Figure record listings ▸
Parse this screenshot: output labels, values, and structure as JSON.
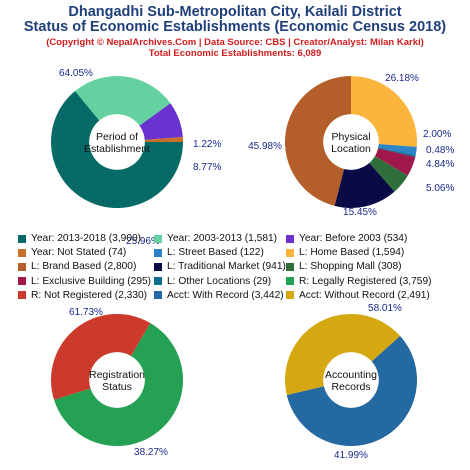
{
  "header": {
    "title_line1": "Dhangadhi Sub-Metropolitan City, Kailali District",
    "title_line2": "Status of Economic Establishments (Economic Census 2018)",
    "copyright": "(Copyright © NepalArchives.Com | Data Source: CBS | Creator/Analyst: Milan Karki)",
    "total": "Total Economic Establishments: 6,089"
  },
  "chart_data": [
    {
      "type": "pie",
      "center_label": [
        "Period of",
        "Establishment"
      ],
      "slices": [
        {
          "name": "Year: 2013-2018",
          "value": 3900,
          "percent_label": "64.05%",
          "color": "#066a66"
        },
        {
          "name": "Year: 2003-2013",
          "value": 1581,
          "percent_label": "25.96%",
          "color": "#66d1a0"
        },
        {
          "name": "Year: Before 2003",
          "value": 534,
          "percent_label": "8.77%",
          "color": "#6a33cf"
        },
        {
          "name": "Year: Not Stated",
          "value": 74,
          "percent_label": "1.22%",
          "color": "#c8702a"
        }
      ]
    },
    {
      "type": "pie",
      "center_label": [
        "Physical",
        "Location"
      ],
      "slices": [
        {
          "name": "L: Home Based",
          "value": 1594,
          "percent_label": "26.18%",
          "color": "#fbb43c"
        },
        {
          "name": "L: Street Based",
          "value": 122,
          "percent_label": "2.00%",
          "color": "#2a84c6"
        },
        {
          "name": "L: Other Locations",
          "value": 29,
          "percent_label": "0.48%",
          "color": "#0c6f8f"
        },
        {
          "name": "L: Exclusive Building",
          "value": 295,
          "percent_label": "4.84%",
          "color": "#a0184a"
        },
        {
          "name": "L: Shopping Mall",
          "value": 308,
          "percent_label": "5.06%",
          "color": "#2e6e3b"
        },
        {
          "name": "L: Traditional Market",
          "value": 941,
          "percent_label": "15.45%",
          "color": "#0a0a46"
        },
        {
          "name": "L: Brand Based",
          "value": 2800,
          "percent_label": "45.98%",
          "color": "#b45e2a"
        }
      ]
    },
    {
      "type": "pie",
      "center_label": [
        "Registration",
        "Status"
      ],
      "slices": [
        {
          "name": "R: Legally Registered",
          "value": 3759,
          "percent_label": "61.73%",
          "color": "#24a152"
        },
        {
          "name": "R: Not Registered",
          "value": 2330,
          "percent_label": "38.27%",
          "color": "#cc3a2c"
        }
      ]
    },
    {
      "type": "pie",
      "center_label": [
        "Accounting",
        "Records"
      ],
      "slices": [
        {
          "name": "Acct: With Record",
          "value": 3442,
          "percent_label": "58.01%",
          "color": "#2569a2"
        },
        {
          "name": "Acct: Without Record",
          "value": 2491,
          "percent_label": "41.99%",
          "color": "#d5a812"
        }
      ]
    }
  ],
  "legend": [
    {
      "label": "Year: 2013-2018 (3,900)",
      "color": "#066a66"
    },
    {
      "label": "Year: 2003-2013 (1,581)",
      "color": "#66d1a0"
    },
    {
      "label": "Year: Before 2003 (534)",
      "color": "#6a33cf"
    },
    {
      "label": "Year: Not Stated (74)",
      "color": "#c8702a"
    },
    {
      "label": "L: Street Based (122)",
      "color": "#2a84c6"
    },
    {
      "label": "L: Home Based (1,594)",
      "color": "#fbb43c"
    },
    {
      "label": "L: Brand Based (2,800)",
      "color": "#b45e2a"
    },
    {
      "label": "L: Traditional Market (941)",
      "color": "#0a0a46"
    },
    {
      "label": "L: Shopping Mall (308)",
      "color": "#2e6e3b"
    },
    {
      "label": "L: Exclusive Building (295)",
      "color": "#a0184a"
    },
    {
      "label": "L: Other Locations (29)",
      "color": "#0c6f8f"
    },
    {
      "label": "R: Legally Registered (3,759)",
      "color": "#24a152"
    },
    {
      "label": "R: Not Registered (2,330)",
      "color": "#cc3a2c"
    },
    {
      "label": "Acct: With Record (3,442)",
      "color": "#2569a2"
    },
    {
      "label": "Acct: Without Record (2,491)",
      "color": "#d5a812"
    }
  ],
  "colors": {
    "title": "#1f3f7a",
    "copyright": "#d01c1c",
    "percent_label": "#1a2a8c"
  }
}
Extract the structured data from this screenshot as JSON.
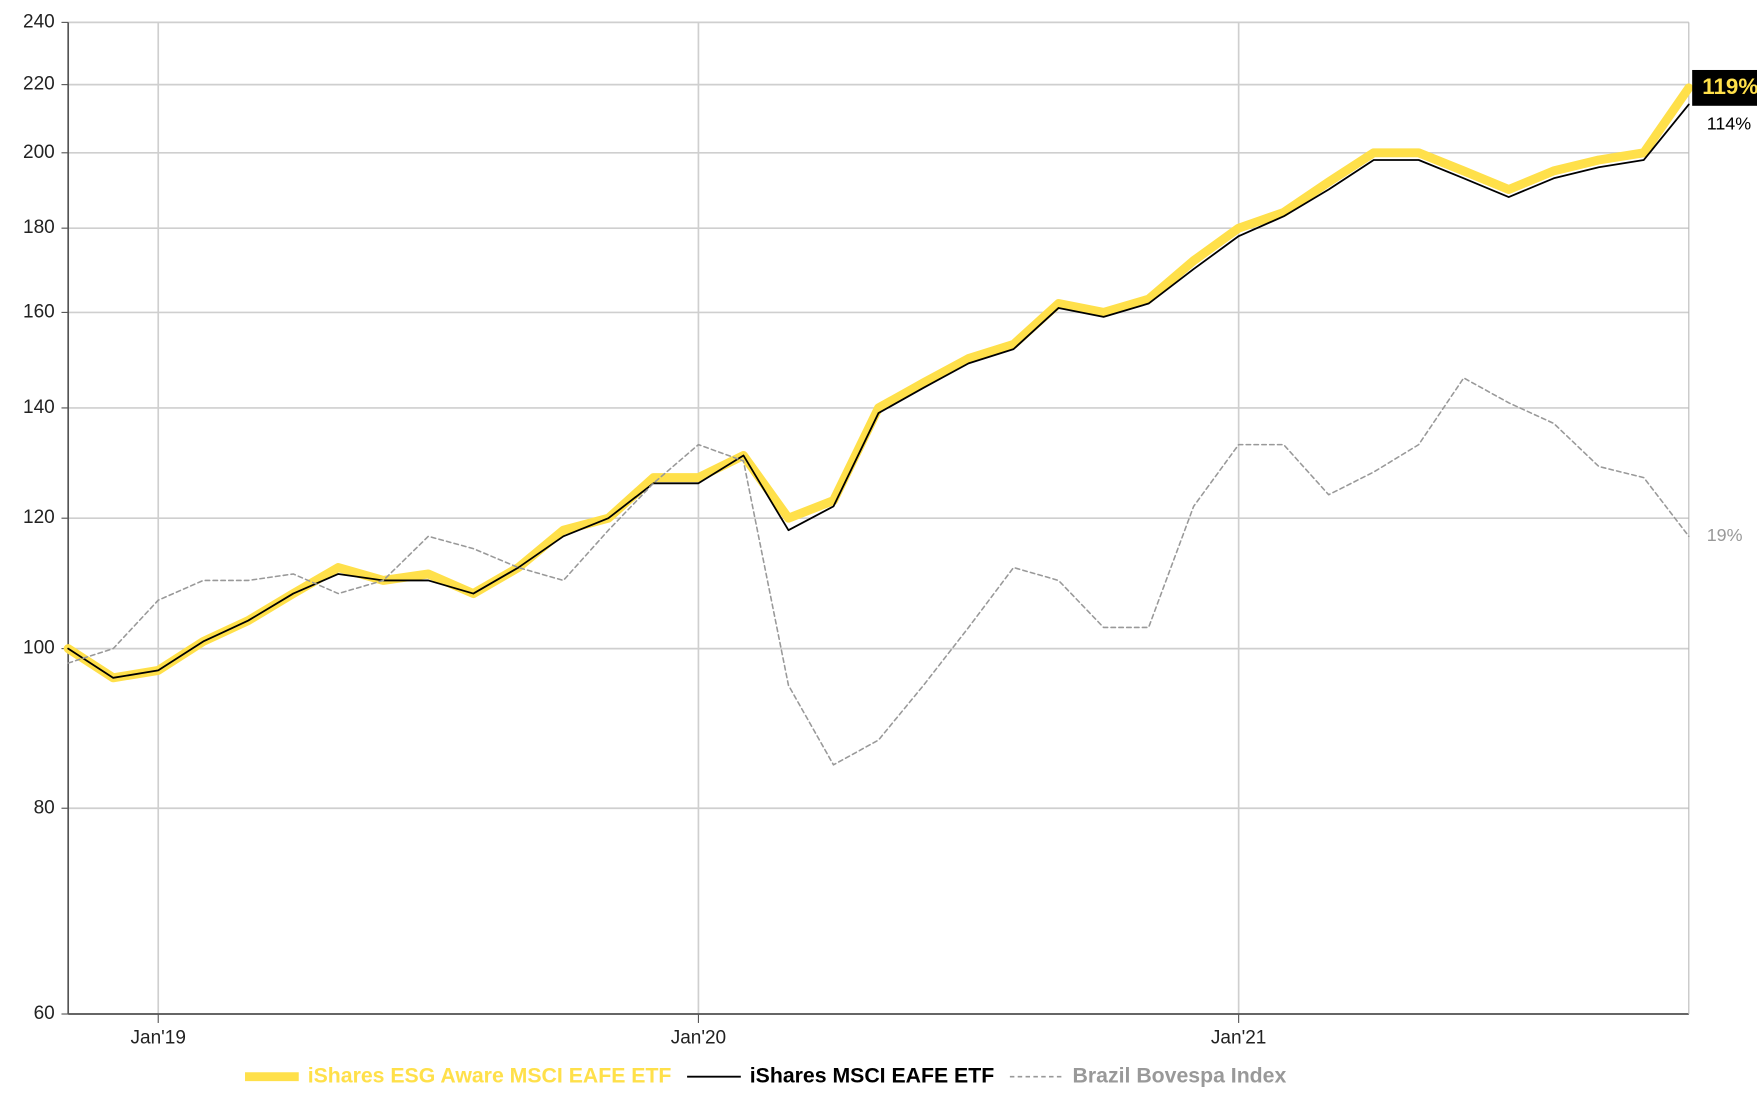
{
  "chart_data": {
    "type": "line",
    "log_y": true,
    "grid": true,
    "legend": "bottom",
    "x": [
      "2018-11",
      "2018-12",
      "2019-01",
      "2019-02",
      "2019-03",
      "2019-04",
      "2019-05",
      "2019-06",
      "2019-07",
      "2019-08",
      "2019-09",
      "2019-10",
      "2019-11",
      "2019-12",
      "2020-01",
      "2020-02",
      "2020-03",
      "2020-04",
      "2020-05",
      "2020-06",
      "2020-07",
      "2020-08",
      "2020-09",
      "2020-10",
      "2020-11",
      "2020-12",
      "2021-01",
      "2021-02",
      "2021-03",
      "2021-04",
      "2021-05",
      "2021-06",
      "2021-07",
      "2021-08",
      "2021-09",
      "2021-10",
      "2021-11"
    ],
    "xlim": [
      "2018-11",
      "2021-11"
    ],
    "xticks": [
      {
        "value": "2019-01",
        "label": "Jan'19"
      },
      {
        "value": "2020-01",
        "label": "Jan'20"
      },
      {
        "value": "2021-01",
        "label": "Jan'21"
      }
    ],
    "ylim": [
      60,
      240
    ],
    "yticks": [
      60,
      80,
      100,
      120,
      140,
      160,
      180,
      200,
      220,
      240
    ],
    "series": [
      {
        "name": "iShares ESG Aware MSCI EAFE ETF",
        "color": "#ffe04a",
        "line_width": 8,
        "end_label": "119%",
        "values": [
          100,
          96,
          97,
          101,
          104,
          108,
          112,
          110,
          111,
          108,
          112,
          118,
          120,
          127,
          127,
          131,
          120,
          123,
          140,
          145,
          150,
          153,
          162,
          160,
          163,
          172,
          180,
          184,
          192,
          200,
          200,
          195,
          190,
          195,
          198,
          200,
          219
        ]
      },
      {
        "name": "iShares MSCI EAFE ETF",
        "color": "#000000",
        "line_width": 1.6,
        "end_label": "114%",
        "values": [
          100,
          96,
          97,
          101,
          104,
          108,
          111,
          110,
          110,
          108,
          112,
          117,
          120,
          126,
          126,
          131,
          118,
          122,
          139,
          144,
          149,
          152,
          161,
          159,
          162,
          170,
          178,
          183,
          190,
          198,
          198,
          193,
          188,
          193,
          196,
          198,
          214
        ]
      },
      {
        "name": "Brazil Bovespa Index",
        "color": "#999999",
        "line_width": 1.4,
        "dash": true,
        "end_label": "19%",
        "values": [
          98,
          100,
          107,
          110,
          110,
          111,
          108,
          110,
          117,
          115,
          112,
          110,
          118,
          126,
          133,
          130,
          95,
          85,
          88,
          95,
          103,
          112,
          110,
          103,
          103,
          122,
          133,
          133,
          124,
          128,
          133,
          146,
          141,
          137,
          129,
          127,
          117
        ]
      }
    ]
  }
}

What to do ▸ Output the full set of records above without changing a word, and drop the images.

Exercise answer ▸
Parse this screenshot: output labels, values, and structure as JSON.
{
  "header": {
    "title_line1": "Dhangadhi Sub-Metropolitan City, Kailali District",
    "title_line2": "Status of Economic Establishments (Economic Census 2018)",
    "copyright": "(Copyright © NepalArchives.Com | Data Source: CBS | Creator/Analyst: Milan Karki)",
    "total": "Total Economic Establishments: 6,089"
  },
  "chart_data": [
    {
      "type": "pie",
      "center_label": [
        "Period of",
        "Establishment"
      ],
      "slices": [
        {
          "name": "Year: 2013-2018",
          "value": 3900,
          "percent_label": "64.05%",
          "color": "#066a66"
        },
        {
          "name": "Year: 2003-2013",
          "value": 1581,
          "percent_label": "25.96%",
          "color": "#66d1a0"
        },
        {
          "name": "Year: Before 2003",
          "value": 534,
          "percent_label": "8.77%",
          "color": "#6a33cf"
        },
        {
          "name": "Year: Not Stated",
          "value": 74,
          "percent_label": "1.22%",
          "color": "#c8702a"
        }
      ]
    },
    {
      "type": "pie",
      "center_label": [
        "Physical",
        "Location"
      ],
      "slices": [
        {
          "name": "L: Home Based",
          "value": 1594,
          "percent_label": "26.18%",
          "color": "#fbb43c"
        },
        {
          "name": "L: Street Based",
          "value": 122,
          "percent_label": "2.00%",
          "color": "#2a84c6"
        },
        {
          "name": "L: Other Locations",
          "value": 29,
          "percent_label": "0.48%",
          "color": "#0c6f8f"
        },
        {
          "name": "L: Exclusive Building",
          "value": 295,
          "percent_label": "4.84%",
          "color": "#a0184a"
        },
        {
          "name": "L: Shopping Mall",
          "value": 308,
          "percent_label": "5.06%",
          "color": "#2e6e3b"
        },
        {
          "name": "L: Traditional Market",
          "value": 941,
          "percent_label": "15.45%",
          "color": "#0a0a46"
        },
        {
          "name": "L: Brand Based",
          "value": 2800,
          "percent_label": "45.98%",
          "color": "#b45e2a"
        }
      ]
    },
    {
      "type": "pie",
      "center_label": [
        "Registration",
        "Status"
      ],
      "slices": [
        {
          "name": "R: Legally Registered",
          "value": 3759,
          "percent_label": "61.73%",
          "color": "#24a152"
        },
        {
          "name": "R: Not Registered",
          "value": 2330,
          "percent_label": "38.27%",
          "color": "#cc3a2c"
        }
      ]
    },
    {
      "type": "pie",
      "center_label": [
        "Accounting",
        "Records"
      ],
      "slices": [
        {
          "name": "Acct: With Record",
          "value": 3442,
          "percent_label": "58.01%",
          "color": "#2569a2"
        },
        {
          "name": "Acct: Without Record",
          "value": 2491,
          "percent_label": "41.99%",
          "color": "#d5a812"
        }
      ]
    }
  ],
  "legend": [
    {
      "label": "Year: 2013-2018 (3,900)",
      "color": "#066a66"
    },
    {
      "label": "Year: 2003-2013 (1,581)",
      "color": "#66d1a0"
    },
    {
      "label": "Year: Before 2003 (534)",
      "color": "#6a33cf"
    },
    {
      "label": "Year: Not Stated (74)",
      "color": "#c8702a"
    },
    {
      "label": "L: Street Based (122)",
      "color": "#2a84c6"
    },
    {
      "label": "L: Home Based (1,594)",
      "color": "#fbb43c"
    },
    {
      "label": "L: Brand Based (2,800)",
      "color": "#b45e2a"
    },
    {
      "label": "L: Traditional Market (941)",
      "color": "#0a0a46"
    },
    {
      "label": "L: Shopping Mall (308)",
      "color": "#2e6e3b"
    },
    {
      "label": "L: Exclusive Building (295)",
      "color": "#a0184a"
    },
    {
      "label": "L: Other Locations (29)",
      "color": "#0c6f8f"
    },
    {
      "label": "R: Legally Registered (3,759)",
      "color": "#24a152"
    },
    {
      "label": "R: Not Registered (2,330)",
      "color": "#cc3a2c"
    },
    {
      "label": "Acct: With Record (3,442)",
      "color": "#2569a2"
    },
    {
      "label": "Acct: Without Record (2,491)",
      "color": "#d5a812"
    }
  ],
  "colors": {
    "title": "#1f3f7a",
    "copyright": "#d01c1c",
    "percent_label": "#1a2a8c"
  }
}
Extract the structured data from this screenshot as JSON.
{
  "chart_data": {
    "type": "line",
    "log_y": true,
    "grid": true,
    "legend": "bottom",
    "x": [
      "2018-11",
      "2018-12",
      "2019-01",
      "2019-02",
      "2019-03",
      "2019-04",
      "2019-05",
      "2019-06",
      "2019-07",
      "2019-08",
      "2019-09",
      "2019-10",
      "2019-11",
      "2019-12",
      "2020-01",
      "2020-02",
      "2020-03",
      "2020-04",
      "2020-05",
      "2020-06",
      "2020-07",
      "2020-08",
      "2020-09",
      "2020-10",
      "2020-11",
      "2020-12",
      "2021-01",
      "2021-02",
      "2021-03",
      "2021-04",
      "2021-05",
      "2021-06",
      "2021-07",
      "2021-08",
      "2021-09",
      "2021-10",
      "2021-11"
    ],
    "xlim": [
      "2018-11",
      "2021-11"
    ],
    "xticks": [
      {
        "value": "2019-01",
        "label": "Jan'19"
      },
      {
        "value": "2020-01",
        "label": "Jan'20"
      },
      {
        "value": "2021-01",
        "label": "Jan'21"
      }
    ],
    "ylim": [
      60,
      240
    ],
    "yticks": [
      60,
      80,
      100,
      120,
      140,
      160,
      180,
      200,
      220,
      240
    ],
    "series": [
      {
        "name": "iShares ESG Aware MSCI EAFE ETF",
        "color": "#ffe04a",
        "line_width": 8,
        "end_label": "119%",
        "values": [
          100,
          96,
          97,
          101,
          104,
          108,
          112,
          110,
          111,
          108,
          112,
          118,
          120,
          127,
          127,
          131,
          120,
          123,
          140,
          145,
          150,
          153,
          162,
          160,
          163,
          172,
          180,
          184,
          192,
          200,
          200,
          195,
          190,
          195,
          198,
          200,
          219
        ]
      },
      {
        "name": "iShares MSCI EAFE ETF",
        "color": "#000000",
        "line_width": 1.6,
        "end_label": "114%",
        "values": [
          100,
          96,
          97,
          101,
          104,
          108,
          111,
          110,
          110,
          108,
          112,
          117,
          120,
          126,
          126,
          131,
          118,
          122,
          139,
          144,
          149,
          152,
          161,
          159,
          162,
          170,
          178,
          183,
          190,
          198,
          198,
          193,
          188,
          193,
          196,
          198,
          214
        ]
      },
      {
        "name": "Brazil Bovespa Index",
        "color": "#999999",
        "line_width": 1.4,
        "dash": true,
        "end_label": "19%",
        "values": [
          98,
          100,
          107,
          110,
          110,
          111,
          108,
          110,
          117,
          115,
          112,
          110,
          118,
          126,
          133,
          130,
          95,
          85,
          88,
          95,
          103,
          112,
          110,
          103,
          103,
          122,
          133,
          133,
          124,
          128,
          133,
          146,
          141,
          137,
          129,
          127,
          117
        ]
      }
    ]
  }
}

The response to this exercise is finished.